> [Exercise objective]: Identify the lines in the data below that contain "nhiều" and give only how many there are.

(Collection entries)
────────

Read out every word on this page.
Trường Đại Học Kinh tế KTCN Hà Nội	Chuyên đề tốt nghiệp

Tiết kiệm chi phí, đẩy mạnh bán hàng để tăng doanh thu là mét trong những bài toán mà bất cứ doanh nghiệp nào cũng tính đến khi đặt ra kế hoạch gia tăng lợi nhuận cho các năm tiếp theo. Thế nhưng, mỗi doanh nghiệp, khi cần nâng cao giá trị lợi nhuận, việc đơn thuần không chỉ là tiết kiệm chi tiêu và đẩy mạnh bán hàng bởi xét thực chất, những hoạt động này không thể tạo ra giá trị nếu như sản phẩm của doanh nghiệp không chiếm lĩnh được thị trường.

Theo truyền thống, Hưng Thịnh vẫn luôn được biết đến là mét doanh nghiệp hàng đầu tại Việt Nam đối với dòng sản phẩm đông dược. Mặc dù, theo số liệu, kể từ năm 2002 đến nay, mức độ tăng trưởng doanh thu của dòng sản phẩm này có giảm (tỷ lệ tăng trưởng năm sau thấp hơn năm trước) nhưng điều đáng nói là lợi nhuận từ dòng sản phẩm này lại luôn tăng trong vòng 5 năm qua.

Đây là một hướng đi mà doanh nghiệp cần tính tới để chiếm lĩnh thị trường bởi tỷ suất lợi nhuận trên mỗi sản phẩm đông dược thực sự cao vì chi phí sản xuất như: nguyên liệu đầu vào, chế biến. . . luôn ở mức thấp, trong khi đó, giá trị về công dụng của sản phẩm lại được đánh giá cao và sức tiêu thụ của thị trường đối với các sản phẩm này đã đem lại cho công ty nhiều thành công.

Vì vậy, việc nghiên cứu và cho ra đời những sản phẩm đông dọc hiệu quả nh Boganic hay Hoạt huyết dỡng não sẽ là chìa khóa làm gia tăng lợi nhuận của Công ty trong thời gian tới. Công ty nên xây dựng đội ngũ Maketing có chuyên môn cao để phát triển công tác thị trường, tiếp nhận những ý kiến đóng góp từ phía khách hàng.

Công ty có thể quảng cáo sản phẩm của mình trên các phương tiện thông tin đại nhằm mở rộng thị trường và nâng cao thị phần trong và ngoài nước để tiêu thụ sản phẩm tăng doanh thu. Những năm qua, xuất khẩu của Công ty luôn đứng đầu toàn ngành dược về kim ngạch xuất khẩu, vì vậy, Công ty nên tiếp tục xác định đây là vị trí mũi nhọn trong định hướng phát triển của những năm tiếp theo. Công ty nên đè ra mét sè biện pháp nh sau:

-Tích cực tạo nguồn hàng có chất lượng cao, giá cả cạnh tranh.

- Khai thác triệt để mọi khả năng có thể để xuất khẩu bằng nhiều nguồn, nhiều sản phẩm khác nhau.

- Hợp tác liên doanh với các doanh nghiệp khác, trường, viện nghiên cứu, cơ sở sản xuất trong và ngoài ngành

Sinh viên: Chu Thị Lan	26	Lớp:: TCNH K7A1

────────

> [Right answer]: 2